__Exercise requirements__. Would you restate all the data that follows, word for word?

(Stored data)
[start]

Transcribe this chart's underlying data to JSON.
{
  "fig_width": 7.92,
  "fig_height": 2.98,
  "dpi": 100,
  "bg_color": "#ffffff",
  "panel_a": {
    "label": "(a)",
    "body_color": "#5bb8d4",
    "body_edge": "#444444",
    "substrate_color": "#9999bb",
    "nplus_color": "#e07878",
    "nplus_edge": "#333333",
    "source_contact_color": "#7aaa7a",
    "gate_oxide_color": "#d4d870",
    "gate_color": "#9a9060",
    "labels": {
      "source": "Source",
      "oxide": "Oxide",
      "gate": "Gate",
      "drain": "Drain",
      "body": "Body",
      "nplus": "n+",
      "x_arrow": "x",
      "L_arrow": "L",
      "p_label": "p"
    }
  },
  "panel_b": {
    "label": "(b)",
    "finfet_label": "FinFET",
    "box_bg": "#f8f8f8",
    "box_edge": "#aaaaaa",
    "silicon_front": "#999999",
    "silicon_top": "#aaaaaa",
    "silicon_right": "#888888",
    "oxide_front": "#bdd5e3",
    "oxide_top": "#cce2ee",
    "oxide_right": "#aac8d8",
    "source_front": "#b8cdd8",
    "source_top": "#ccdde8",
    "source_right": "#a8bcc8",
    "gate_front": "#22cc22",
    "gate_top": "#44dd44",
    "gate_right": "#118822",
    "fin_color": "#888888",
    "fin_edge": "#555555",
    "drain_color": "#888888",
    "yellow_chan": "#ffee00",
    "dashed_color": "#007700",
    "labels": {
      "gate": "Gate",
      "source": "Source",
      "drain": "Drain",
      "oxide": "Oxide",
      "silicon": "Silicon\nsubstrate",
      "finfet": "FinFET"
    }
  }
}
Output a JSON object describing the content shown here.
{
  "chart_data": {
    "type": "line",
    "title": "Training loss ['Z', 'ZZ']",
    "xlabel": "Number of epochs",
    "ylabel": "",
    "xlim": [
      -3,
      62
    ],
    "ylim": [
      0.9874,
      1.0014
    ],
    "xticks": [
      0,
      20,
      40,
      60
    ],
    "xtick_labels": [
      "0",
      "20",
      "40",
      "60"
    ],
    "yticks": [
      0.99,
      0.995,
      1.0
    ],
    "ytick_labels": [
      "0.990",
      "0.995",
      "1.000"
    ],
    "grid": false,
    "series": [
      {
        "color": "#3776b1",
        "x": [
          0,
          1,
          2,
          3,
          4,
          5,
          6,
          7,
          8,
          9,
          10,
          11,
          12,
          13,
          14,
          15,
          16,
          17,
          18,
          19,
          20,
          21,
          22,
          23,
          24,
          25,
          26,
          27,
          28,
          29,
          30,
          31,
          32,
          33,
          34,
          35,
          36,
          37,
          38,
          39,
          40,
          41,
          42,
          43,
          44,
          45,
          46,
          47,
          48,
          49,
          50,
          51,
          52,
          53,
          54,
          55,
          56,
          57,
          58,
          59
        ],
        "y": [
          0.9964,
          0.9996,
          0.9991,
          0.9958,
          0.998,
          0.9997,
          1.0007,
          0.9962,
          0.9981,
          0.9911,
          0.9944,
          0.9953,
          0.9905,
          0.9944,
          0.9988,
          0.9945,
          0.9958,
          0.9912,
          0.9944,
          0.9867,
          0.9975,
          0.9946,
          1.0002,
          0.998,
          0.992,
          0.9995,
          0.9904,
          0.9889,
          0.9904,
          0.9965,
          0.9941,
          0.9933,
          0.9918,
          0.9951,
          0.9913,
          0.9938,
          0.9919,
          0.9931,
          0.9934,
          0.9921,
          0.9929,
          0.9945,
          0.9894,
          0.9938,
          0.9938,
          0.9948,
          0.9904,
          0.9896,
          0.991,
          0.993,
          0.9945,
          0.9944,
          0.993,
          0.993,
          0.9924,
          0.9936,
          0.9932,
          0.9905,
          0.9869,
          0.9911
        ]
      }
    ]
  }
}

[end]

__Full output__.
Transcribe this chart's underlying data to JSON.
{
  "fig_width": 7.92,
  "fig_height": 2.98,
  "dpi": 100,
  "bg_color": "#ffffff",
  "panel_a": {
    "label": "(a)",
    "body_color": "#5bb8d4",
    "body_edge": "#444444",
    "substrate_color": "#9999bb",
    "nplus_color": "#e07878",
    "nplus_edge": "#333333",
    "source_contact_color": "#7aaa7a",
    "gate_oxide_color": "#d4d870",
    "gate_color": "#9a9060",
    "labels": {
      "source": "Source",
      "oxide": "Oxide",
      "gate": "Gate",
      "drain": "Drain",
      "body": "Body",
      "nplus": "n+",
      "x_arrow": "x",
      "L_arrow": "L",
      "p_label": "p"
    }
  },
  "panel_b": {
    "label": "(b)",
    "finfet_label": "FinFET",
    "box_bg": "#f8f8f8",
    "box_edge": "#aaaaaa",
    "silicon_front": "#999999",
    "silicon_top": "#aaaaaa",
    "silicon_right": "#888888",
    "oxide_front": "#bdd5e3",
    "oxide_top": "#cce2ee",
    "oxide_right": "#aac8d8",
    "source_front": "#b8cdd8",
    "source_top": "#ccdde8",
    "source_right": "#a8bcc8",
    "gate_front": "#22cc22",
    "gate_top": "#44dd44",
    "gate_right": "#118822",
    "fin_color": "#888888",
    "fin_edge": "#555555",
    "drain_color": "#888888",
    "yellow_chan": "#ffee00",
    "dashed_color": "#007700",
    "labels": {
      "gate": "Gate",
      "source": "Source",
      "drain": "Drain",
      "oxide": "Oxide",
      "silicon": "Silicon\nsubstrate",
      "finfet": "FinFET"
    }
  }
}
Output a JSON object describing the content shown here.
{
  "chart_data": {
    "type": "line",
    "title": "Training loss ['Z', 'ZZ']",
    "xlabel": "Number of epochs",
    "ylabel": "",
    "xlim": [
      -3,
      62
    ],
    "ylim": [
      0.9874,
      1.0014
    ],
    "xticks": [
      0,
      20,
      40,
      60
    ],
    "xtick_labels": [
      "0",
      "20",
      "40",
      "60"
    ],
    "yticks": [
      0.99,
      0.995,
      1.0
    ],
    "ytick_labels": [
      "0.990",
      "0.995",
      "1.000"
    ],
    "grid": false,
    "series": [
      {
        "color": "#3776b1",
        "x": [
          0,
          1,
          2,
          3,
          4,
          5,
          6,
          7,
          8,
          9,
          10,
          11,
          12,
          13,
          14,
          15,
          16,
          17,
          18,
          19,
          20,
          21,
          22,
          23,
          24,
          25,
          26,
          27,
          28,
          29,
          30,
          31,
          32,
          33,
          34,
          35,
          36,
          37,
          38,
          39,
          40,
          41,
          42,
          43,
          44,
          45,
          46,
          47,
          48,
          49,
          50,
          51,
          52,
          53,
          54,
          55,
          56,
          57,
          58,
          59
        ],
        "y": [
          0.9964,
          0.9996,
          0.9991,
          0.9958,
          0.998,
          0.9997,
          1.0007,
          0.9962,
          0.9981,
          0.9911,
          0.9944,
          0.9953,
          0.9905,
          0.9944,
          0.9988,
          0.9945,
          0.9958,
          0.9912,
          0.9944,
          0.9867,
          0.9975,
          0.9946,
          1.0002,
          0.998,
          0.992,
          0.9995,
          0.9904,
          0.9889,
          0.9904,
          0.9965,
          0.9941,
          0.9933,
          0.9918,
          0.9951,
          0.9913,
          0.9938,
          0.9919,
          0.9931,
          0.9934,
          0.9921,
          0.9929,
          0.9945,
          0.9894,
          0.9938,
          0.9938,
          0.9948,
          0.9904,
          0.9896,
          0.991,
          0.993,
          0.9945,
          0.9944,
          0.993,
          0.993,
          0.9924,
          0.9936,
          0.9932,
          0.9905,
          0.9869,
          0.9911
        ]
      }
    ]
  }
}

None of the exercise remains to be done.